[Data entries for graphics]

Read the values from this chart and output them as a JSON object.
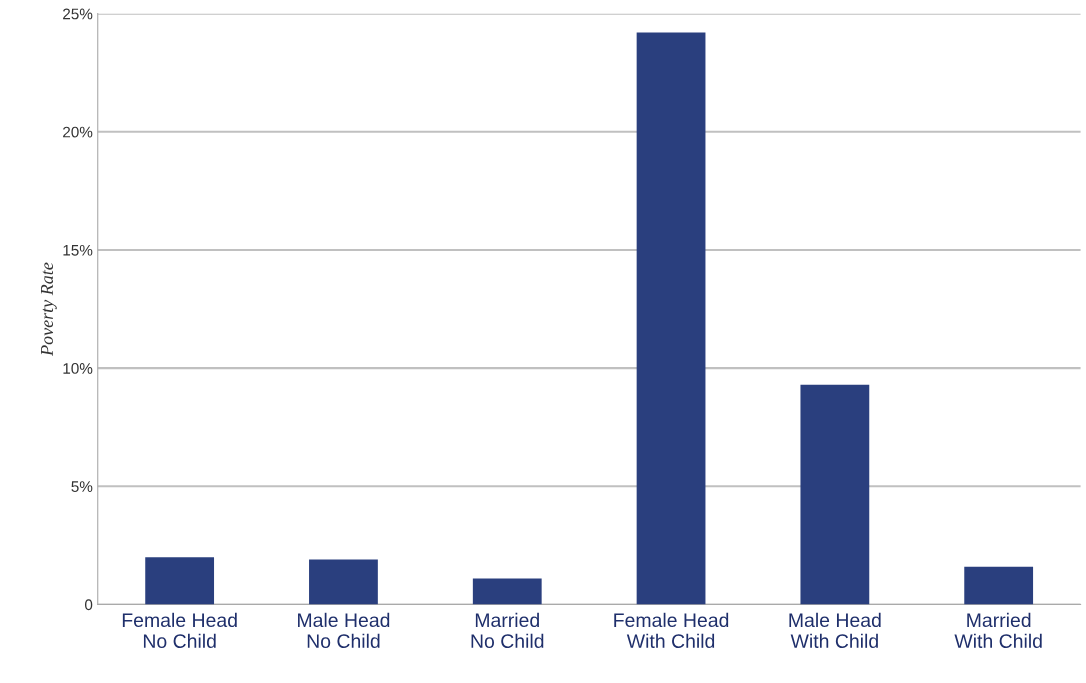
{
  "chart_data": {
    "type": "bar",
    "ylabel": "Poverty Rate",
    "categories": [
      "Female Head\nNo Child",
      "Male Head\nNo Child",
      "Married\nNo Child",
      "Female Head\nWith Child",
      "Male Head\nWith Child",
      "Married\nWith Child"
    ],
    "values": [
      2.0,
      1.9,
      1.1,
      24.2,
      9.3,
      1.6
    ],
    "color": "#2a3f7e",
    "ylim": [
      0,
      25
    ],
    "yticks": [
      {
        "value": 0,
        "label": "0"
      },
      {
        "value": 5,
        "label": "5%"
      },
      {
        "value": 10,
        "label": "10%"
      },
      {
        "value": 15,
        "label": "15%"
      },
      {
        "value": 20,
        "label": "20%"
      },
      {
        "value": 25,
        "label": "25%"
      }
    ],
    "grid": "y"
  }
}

==

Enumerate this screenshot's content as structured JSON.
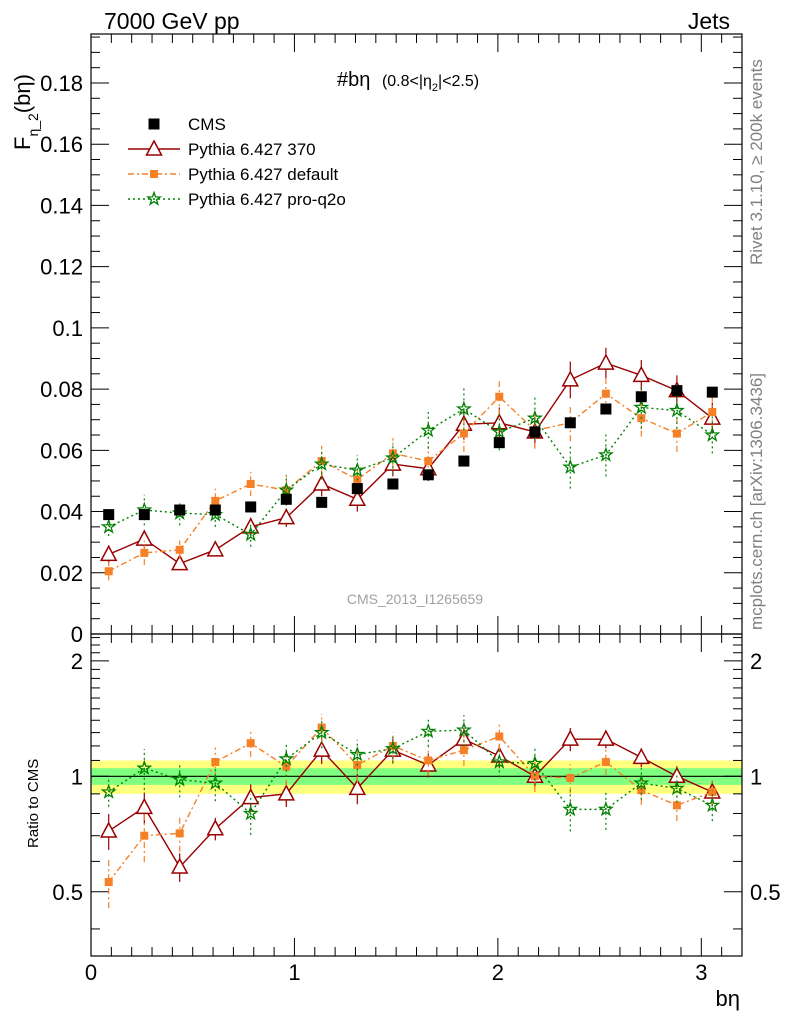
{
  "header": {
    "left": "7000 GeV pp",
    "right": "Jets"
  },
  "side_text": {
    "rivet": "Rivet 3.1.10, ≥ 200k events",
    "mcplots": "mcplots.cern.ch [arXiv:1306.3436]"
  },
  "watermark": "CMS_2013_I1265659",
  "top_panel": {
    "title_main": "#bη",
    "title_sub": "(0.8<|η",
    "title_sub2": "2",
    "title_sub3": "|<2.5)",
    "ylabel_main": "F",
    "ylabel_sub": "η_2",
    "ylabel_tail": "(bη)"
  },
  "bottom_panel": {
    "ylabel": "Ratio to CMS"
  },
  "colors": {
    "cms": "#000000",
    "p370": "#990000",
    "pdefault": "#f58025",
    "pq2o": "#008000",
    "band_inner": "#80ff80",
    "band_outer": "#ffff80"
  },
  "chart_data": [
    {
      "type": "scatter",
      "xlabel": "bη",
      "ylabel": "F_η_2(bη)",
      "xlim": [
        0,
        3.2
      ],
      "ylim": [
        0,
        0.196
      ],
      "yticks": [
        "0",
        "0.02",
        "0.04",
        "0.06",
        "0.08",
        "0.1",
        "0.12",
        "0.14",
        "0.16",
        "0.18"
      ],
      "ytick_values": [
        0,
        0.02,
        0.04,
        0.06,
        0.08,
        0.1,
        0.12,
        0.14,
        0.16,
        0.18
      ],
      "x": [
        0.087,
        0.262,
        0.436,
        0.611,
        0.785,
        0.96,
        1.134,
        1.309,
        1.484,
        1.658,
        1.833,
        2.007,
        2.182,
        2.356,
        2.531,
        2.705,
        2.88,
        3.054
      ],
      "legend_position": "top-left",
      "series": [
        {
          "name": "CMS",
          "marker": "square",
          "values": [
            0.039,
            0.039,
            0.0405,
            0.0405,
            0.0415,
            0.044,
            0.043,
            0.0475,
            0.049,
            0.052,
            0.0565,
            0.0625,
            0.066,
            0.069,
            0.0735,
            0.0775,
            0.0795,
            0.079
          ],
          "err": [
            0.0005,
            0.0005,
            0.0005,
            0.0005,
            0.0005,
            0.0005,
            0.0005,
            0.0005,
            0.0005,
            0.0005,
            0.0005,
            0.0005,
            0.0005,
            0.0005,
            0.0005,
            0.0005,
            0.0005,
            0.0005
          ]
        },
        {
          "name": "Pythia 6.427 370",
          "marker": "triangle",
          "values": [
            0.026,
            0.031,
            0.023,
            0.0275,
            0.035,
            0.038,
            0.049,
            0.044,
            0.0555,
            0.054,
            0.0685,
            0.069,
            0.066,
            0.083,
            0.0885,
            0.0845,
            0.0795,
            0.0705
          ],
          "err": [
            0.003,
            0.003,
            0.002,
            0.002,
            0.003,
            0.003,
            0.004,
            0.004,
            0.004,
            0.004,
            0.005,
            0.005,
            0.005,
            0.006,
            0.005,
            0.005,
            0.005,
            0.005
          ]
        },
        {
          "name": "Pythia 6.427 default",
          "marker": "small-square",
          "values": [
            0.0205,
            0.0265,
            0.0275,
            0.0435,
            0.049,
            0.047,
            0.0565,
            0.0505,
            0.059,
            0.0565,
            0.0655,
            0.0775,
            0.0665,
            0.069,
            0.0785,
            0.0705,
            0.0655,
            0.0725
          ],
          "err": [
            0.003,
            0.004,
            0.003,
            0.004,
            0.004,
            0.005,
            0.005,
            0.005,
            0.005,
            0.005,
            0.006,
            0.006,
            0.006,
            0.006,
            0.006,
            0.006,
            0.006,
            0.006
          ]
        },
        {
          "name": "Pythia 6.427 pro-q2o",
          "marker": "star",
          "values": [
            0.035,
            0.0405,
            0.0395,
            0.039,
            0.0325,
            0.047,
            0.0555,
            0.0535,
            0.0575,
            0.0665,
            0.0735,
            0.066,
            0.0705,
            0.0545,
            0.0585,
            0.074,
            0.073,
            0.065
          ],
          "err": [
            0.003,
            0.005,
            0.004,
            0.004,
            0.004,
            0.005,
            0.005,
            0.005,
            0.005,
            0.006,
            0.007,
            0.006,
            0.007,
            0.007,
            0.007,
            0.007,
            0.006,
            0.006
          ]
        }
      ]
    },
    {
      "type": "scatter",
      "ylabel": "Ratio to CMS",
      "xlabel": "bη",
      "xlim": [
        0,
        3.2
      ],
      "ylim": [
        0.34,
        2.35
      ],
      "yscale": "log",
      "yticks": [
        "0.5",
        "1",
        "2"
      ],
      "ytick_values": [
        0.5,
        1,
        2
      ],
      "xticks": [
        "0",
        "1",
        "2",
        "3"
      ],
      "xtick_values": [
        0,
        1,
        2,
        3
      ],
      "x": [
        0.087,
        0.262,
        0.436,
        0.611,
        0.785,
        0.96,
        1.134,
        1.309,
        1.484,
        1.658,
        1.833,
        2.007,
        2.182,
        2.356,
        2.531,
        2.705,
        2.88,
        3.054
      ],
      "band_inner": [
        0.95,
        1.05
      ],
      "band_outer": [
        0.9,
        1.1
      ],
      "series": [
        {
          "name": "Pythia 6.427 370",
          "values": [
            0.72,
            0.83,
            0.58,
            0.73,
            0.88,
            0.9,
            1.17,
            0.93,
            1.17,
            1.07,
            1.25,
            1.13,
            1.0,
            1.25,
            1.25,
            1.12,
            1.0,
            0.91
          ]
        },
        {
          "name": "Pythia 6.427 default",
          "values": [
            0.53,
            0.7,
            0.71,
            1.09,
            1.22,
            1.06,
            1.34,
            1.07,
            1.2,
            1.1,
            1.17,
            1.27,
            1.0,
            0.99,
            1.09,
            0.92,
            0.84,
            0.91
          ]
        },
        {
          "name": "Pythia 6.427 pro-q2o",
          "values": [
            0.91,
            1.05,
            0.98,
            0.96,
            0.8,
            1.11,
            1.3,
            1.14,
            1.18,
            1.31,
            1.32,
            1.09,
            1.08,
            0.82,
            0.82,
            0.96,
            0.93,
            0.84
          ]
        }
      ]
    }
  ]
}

:: PROBLEM TO WORK ON ::
Determine how many lines in the data above contain the string "marker". Give nothing except the number.

:: ANSWER TO THE PROBLEM ::
4